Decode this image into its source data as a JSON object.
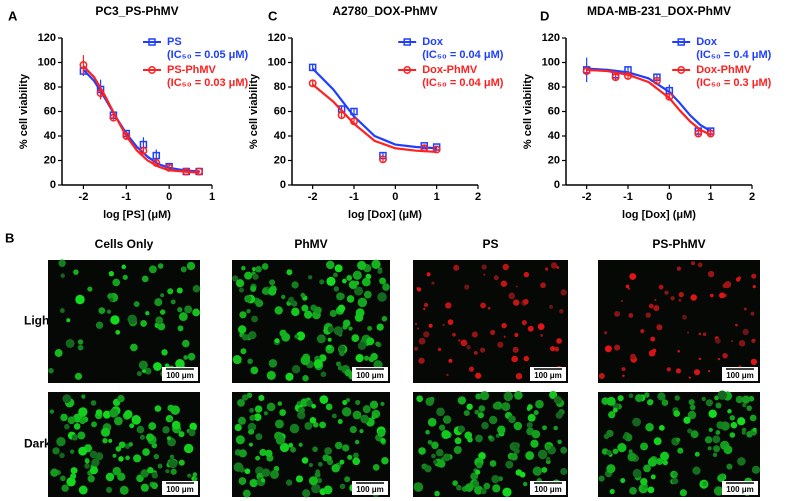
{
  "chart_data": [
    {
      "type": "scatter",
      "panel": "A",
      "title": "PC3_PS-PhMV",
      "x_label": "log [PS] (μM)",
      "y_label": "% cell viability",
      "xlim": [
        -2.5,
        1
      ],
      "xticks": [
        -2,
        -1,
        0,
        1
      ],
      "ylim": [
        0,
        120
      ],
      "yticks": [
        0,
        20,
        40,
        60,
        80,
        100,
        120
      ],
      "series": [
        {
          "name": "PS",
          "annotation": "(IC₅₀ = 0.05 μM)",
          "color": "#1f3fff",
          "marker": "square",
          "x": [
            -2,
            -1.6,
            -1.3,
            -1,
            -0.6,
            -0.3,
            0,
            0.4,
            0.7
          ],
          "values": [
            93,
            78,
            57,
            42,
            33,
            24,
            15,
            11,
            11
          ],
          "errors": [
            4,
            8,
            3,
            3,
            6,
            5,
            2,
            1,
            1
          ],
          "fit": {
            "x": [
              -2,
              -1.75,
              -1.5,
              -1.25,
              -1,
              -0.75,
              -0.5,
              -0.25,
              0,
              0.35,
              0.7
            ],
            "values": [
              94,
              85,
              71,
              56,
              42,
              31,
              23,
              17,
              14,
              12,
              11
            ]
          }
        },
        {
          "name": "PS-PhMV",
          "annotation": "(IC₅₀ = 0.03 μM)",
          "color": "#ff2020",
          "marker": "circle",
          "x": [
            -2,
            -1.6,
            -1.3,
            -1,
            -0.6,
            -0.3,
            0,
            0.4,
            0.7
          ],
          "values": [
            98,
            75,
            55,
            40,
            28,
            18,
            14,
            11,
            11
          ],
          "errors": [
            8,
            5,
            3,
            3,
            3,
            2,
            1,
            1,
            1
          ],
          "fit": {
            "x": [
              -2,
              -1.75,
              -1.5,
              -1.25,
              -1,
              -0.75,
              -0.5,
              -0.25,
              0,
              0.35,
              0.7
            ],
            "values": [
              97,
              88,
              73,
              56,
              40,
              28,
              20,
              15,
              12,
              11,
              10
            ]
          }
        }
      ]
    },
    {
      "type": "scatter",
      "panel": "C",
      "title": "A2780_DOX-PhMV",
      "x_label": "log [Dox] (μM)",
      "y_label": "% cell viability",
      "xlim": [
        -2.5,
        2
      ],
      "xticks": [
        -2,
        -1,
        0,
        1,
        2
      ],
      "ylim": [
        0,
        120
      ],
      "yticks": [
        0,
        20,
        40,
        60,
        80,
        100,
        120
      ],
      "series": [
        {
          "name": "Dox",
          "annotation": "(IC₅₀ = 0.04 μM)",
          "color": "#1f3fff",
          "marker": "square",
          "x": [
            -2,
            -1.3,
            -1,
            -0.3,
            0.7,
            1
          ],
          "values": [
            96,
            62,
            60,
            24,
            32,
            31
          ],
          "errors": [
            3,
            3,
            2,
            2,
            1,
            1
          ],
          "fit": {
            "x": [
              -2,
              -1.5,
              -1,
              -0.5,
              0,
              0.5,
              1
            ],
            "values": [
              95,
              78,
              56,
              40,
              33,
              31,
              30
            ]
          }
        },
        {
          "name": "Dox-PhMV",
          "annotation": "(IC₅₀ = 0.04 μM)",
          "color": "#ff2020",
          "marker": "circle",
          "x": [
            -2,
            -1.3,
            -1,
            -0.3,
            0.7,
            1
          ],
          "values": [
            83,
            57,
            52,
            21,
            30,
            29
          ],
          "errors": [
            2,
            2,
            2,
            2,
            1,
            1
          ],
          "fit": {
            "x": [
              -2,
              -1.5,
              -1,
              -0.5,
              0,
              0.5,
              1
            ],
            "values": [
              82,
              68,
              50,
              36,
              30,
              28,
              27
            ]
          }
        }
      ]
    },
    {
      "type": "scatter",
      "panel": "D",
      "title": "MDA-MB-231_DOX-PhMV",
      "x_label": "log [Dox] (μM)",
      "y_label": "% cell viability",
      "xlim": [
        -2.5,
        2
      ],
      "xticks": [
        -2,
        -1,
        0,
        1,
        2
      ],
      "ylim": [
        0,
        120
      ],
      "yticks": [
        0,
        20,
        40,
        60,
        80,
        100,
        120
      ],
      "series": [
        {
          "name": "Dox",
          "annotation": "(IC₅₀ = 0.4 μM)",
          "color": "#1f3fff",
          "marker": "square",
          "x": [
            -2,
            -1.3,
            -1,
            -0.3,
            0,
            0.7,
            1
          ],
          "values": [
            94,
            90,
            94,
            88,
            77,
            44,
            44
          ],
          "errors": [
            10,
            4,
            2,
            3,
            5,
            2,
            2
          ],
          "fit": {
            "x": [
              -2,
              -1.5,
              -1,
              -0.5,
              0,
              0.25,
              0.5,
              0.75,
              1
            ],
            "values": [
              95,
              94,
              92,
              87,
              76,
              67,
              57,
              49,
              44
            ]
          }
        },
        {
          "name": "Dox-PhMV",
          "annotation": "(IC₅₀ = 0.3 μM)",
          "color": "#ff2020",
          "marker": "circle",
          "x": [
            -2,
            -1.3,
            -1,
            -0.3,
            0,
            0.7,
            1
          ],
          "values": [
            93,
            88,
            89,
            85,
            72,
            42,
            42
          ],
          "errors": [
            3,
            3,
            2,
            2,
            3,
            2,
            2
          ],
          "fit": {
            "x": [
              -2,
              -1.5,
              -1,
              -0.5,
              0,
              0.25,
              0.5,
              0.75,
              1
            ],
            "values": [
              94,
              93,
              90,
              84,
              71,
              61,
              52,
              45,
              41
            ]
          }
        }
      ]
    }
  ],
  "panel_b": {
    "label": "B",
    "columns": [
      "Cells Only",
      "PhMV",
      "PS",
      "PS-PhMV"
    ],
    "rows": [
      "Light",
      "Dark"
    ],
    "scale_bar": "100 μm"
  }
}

============================================================

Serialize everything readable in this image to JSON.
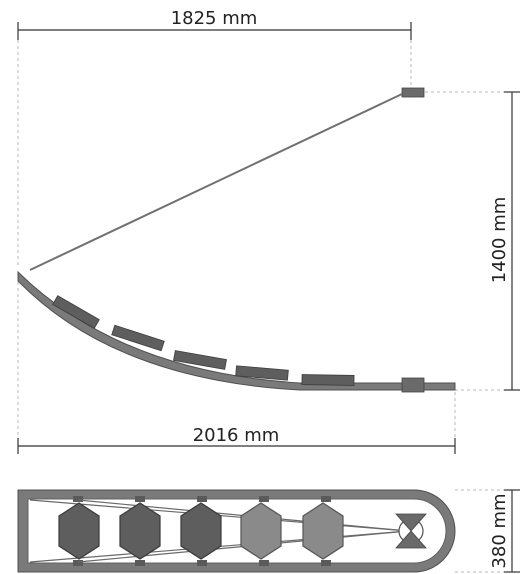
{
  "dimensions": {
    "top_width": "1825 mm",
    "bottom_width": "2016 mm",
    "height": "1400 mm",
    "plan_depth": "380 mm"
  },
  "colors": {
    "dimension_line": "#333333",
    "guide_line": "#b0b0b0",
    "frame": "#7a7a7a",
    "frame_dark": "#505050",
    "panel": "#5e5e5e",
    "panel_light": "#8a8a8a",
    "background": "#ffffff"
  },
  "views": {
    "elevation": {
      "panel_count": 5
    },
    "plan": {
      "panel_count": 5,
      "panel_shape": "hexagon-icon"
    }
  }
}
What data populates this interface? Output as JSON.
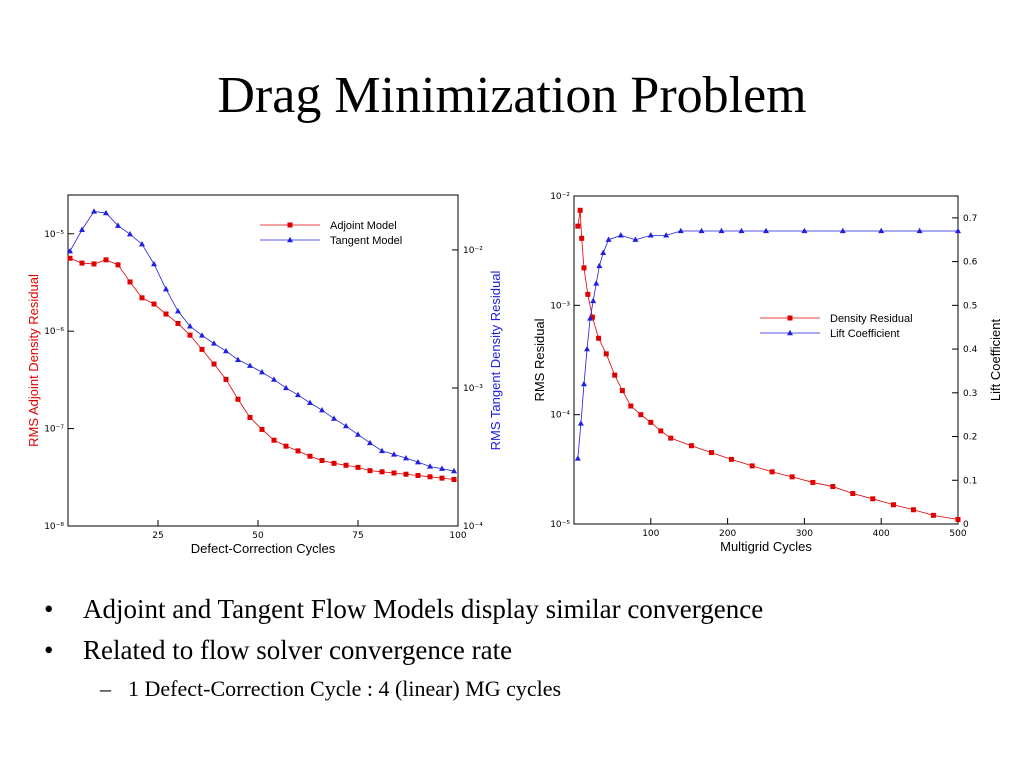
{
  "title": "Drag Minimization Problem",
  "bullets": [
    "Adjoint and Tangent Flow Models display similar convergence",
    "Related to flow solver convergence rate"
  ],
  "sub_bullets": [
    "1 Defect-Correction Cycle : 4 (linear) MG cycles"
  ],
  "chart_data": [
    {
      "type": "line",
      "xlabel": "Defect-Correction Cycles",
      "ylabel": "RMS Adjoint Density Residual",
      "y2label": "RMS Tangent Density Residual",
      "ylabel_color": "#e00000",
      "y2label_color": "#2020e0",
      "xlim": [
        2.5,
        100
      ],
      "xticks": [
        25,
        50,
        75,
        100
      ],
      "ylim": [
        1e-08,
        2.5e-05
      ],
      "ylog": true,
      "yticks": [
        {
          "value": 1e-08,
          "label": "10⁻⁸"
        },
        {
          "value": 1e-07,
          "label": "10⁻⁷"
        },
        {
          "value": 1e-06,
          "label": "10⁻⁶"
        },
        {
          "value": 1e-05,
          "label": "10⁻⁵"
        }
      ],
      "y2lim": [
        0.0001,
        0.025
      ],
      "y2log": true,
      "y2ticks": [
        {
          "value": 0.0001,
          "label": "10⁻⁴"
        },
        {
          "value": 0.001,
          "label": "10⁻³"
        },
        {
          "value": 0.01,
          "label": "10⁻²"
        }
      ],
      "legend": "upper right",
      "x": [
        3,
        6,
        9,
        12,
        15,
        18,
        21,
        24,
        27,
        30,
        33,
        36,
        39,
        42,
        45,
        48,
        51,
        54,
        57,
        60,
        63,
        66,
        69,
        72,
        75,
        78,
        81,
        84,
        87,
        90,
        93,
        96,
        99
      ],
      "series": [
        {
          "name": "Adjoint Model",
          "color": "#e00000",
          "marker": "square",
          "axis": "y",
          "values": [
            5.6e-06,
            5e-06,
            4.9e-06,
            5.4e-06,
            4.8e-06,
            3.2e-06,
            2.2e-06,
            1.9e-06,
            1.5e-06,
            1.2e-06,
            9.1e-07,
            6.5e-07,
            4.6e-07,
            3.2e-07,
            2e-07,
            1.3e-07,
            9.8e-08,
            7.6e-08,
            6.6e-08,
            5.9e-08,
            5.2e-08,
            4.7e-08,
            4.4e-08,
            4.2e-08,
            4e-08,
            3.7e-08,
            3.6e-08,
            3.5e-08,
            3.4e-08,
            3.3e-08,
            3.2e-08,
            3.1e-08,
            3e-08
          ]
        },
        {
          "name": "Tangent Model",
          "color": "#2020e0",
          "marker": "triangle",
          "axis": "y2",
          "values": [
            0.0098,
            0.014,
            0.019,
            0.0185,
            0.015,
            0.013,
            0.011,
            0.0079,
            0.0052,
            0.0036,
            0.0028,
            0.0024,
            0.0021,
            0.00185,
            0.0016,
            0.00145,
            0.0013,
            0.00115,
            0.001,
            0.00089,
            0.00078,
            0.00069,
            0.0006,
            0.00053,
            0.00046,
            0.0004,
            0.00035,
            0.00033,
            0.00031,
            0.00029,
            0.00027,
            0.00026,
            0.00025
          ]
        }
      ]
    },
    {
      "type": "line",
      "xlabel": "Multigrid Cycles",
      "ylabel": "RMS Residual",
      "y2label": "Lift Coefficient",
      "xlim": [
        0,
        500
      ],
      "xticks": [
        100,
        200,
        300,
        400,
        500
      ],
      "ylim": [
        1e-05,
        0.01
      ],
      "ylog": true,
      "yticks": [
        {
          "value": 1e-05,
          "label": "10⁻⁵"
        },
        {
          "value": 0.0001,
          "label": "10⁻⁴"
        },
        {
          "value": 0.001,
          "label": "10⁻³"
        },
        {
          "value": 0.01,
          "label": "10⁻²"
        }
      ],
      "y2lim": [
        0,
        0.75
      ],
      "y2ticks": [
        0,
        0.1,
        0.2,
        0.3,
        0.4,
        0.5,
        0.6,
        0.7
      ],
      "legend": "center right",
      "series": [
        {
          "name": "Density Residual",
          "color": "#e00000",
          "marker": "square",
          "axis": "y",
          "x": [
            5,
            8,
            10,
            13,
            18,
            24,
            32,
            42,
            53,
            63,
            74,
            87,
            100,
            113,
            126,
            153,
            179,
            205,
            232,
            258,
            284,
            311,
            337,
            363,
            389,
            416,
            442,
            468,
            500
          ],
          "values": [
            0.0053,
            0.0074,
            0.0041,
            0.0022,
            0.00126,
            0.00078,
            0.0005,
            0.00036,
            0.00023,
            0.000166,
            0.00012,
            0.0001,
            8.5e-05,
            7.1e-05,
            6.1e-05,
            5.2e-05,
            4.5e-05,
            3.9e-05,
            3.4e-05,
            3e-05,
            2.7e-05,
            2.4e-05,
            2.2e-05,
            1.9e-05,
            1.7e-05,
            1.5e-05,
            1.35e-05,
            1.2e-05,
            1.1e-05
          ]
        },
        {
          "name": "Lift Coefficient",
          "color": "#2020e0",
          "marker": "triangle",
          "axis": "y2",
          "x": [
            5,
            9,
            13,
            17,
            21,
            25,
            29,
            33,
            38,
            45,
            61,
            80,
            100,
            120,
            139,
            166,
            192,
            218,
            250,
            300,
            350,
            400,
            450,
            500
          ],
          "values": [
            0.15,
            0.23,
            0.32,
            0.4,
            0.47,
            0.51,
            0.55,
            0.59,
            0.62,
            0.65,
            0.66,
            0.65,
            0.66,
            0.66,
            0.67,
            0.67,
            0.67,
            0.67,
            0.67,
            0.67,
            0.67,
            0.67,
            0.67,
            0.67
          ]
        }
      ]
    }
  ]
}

============================================================

» **Problem to work on**
From the data above, copy each line that holds "PhMV".

» **Exercise output**
      "title": "PC3_PS-PhMV",
          "name": "PS-PhMV",
      "title": "A2780_DOX-PhMV",
          "name": "Dox-PhMV",
      "title": "MDA-MB-231_DOX-PhMV",
          "name": "Dox-PhMV",
      "PhMV",
      "PS-PhMV"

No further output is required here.